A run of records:

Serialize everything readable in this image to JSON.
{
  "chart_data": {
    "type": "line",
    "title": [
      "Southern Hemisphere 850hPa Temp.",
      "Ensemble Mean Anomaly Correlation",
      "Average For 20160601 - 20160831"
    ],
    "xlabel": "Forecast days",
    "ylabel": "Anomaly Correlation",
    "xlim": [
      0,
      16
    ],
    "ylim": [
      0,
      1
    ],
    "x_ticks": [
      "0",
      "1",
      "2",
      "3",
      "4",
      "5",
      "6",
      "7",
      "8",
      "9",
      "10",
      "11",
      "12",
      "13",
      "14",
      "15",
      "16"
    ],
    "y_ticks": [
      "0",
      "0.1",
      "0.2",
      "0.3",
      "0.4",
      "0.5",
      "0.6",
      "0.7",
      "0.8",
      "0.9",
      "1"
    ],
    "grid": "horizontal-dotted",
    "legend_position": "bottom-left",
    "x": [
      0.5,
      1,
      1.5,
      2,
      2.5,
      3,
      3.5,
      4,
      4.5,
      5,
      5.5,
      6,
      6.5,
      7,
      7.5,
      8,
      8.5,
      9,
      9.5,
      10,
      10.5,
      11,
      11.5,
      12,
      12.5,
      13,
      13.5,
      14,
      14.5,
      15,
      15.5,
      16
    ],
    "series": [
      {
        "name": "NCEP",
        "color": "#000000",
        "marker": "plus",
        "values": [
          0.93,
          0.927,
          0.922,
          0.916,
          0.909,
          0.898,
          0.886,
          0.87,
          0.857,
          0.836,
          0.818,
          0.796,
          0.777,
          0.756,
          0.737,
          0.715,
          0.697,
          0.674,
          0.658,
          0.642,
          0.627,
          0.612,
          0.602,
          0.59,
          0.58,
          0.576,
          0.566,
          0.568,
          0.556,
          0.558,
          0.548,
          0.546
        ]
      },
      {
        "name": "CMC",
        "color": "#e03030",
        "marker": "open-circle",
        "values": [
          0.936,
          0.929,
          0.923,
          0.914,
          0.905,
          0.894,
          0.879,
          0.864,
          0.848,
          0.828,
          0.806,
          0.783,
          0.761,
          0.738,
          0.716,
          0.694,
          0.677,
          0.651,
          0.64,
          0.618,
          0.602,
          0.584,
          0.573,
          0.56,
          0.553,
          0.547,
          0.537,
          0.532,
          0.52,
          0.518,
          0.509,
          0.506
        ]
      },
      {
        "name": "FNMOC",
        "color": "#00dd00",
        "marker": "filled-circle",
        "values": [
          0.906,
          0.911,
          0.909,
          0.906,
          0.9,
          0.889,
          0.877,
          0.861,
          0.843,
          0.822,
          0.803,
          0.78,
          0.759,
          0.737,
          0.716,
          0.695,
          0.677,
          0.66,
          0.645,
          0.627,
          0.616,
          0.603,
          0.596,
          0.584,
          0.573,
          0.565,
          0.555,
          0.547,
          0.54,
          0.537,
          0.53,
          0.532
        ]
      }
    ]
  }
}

▸ Work to complete
Return all of the data word for word.

▸ Result of this exercise
Serialize everything readable in this image to JSON.
{
  "chart_data": {
    "type": "line",
    "title": [
      "Southern Hemisphere 850hPa Temp.",
      "Ensemble Mean Anomaly Correlation",
      "Average For 20160601 - 20160831"
    ],
    "xlabel": "Forecast days",
    "ylabel": "Anomaly Correlation",
    "xlim": [
      0,
      16
    ],
    "ylim": [
      0,
      1
    ],
    "x_ticks": [
      "0",
      "1",
      "2",
      "3",
      "4",
      "5",
      "6",
      "7",
      "8",
      "9",
      "10",
      "11",
      "12",
      "13",
      "14",
      "15",
      "16"
    ],
    "y_ticks": [
      "0",
      "0.1",
      "0.2",
      "0.3",
      "0.4",
      "0.5",
      "0.6",
      "0.7",
      "0.8",
      "0.9",
      "1"
    ],
    "grid": "horizontal-dotted",
    "legend_position": "bottom-left",
    "x": [
      0.5,
      1,
      1.5,
      2,
      2.5,
      3,
      3.5,
      4,
      4.5,
      5,
      5.5,
      6,
      6.5,
      7,
      7.5,
      8,
      8.5,
      9,
      9.5,
      10,
      10.5,
      11,
      11.5,
      12,
      12.5,
      13,
      13.5,
      14,
      14.5,
      15,
      15.5,
      16
    ],
    "series": [
      {
        "name": "NCEP",
        "color": "#000000",
        "marker": "plus",
        "values": [
          0.93,
          0.927,
          0.922,
          0.916,
          0.909,
          0.898,
          0.886,
          0.87,
          0.857,
          0.836,
          0.818,
          0.796,
          0.777,
          0.756,
          0.737,
          0.715,
          0.697,
          0.674,
          0.658,
          0.642,
          0.627,
          0.612,
          0.602,
          0.59,
          0.58,
          0.576,
          0.566,
          0.568,
          0.556,
          0.558,
          0.548,
          0.546
        ]
      },
      {
        "name": "CMC",
        "color": "#e03030",
        "marker": "open-circle",
        "values": [
          0.936,
          0.929,
          0.923,
          0.914,
          0.905,
          0.894,
          0.879,
          0.864,
          0.848,
          0.828,
          0.806,
          0.783,
          0.761,
          0.738,
          0.716,
          0.694,
          0.677,
          0.651,
          0.64,
          0.618,
          0.602,
          0.584,
          0.573,
          0.56,
          0.553,
          0.547,
          0.537,
          0.532,
          0.52,
          0.518,
          0.509,
          0.506
        ]
      },
      {
        "name": "FNMOC",
        "color": "#00dd00",
        "marker": "filled-circle",
        "values": [
          0.906,
          0.911,
          0.909,
          0.906,
          0.9,
          0.889,
          0.877,
          0.861,
          0.843,
          0.822,
          0.803,
          0.78,
          0.759,
          0.737,
          0.716,
          0.695,
          0.677,
          0.66,
          0.645,
          0.627,
          0.616,
          0.603,
          0.596,
          0.584,
          0.573,
          0.565,
          0.555,
          0.547,
          0.54,
          0.537,
          0.53,
          0.532
        ]
      }
    ]
  }
}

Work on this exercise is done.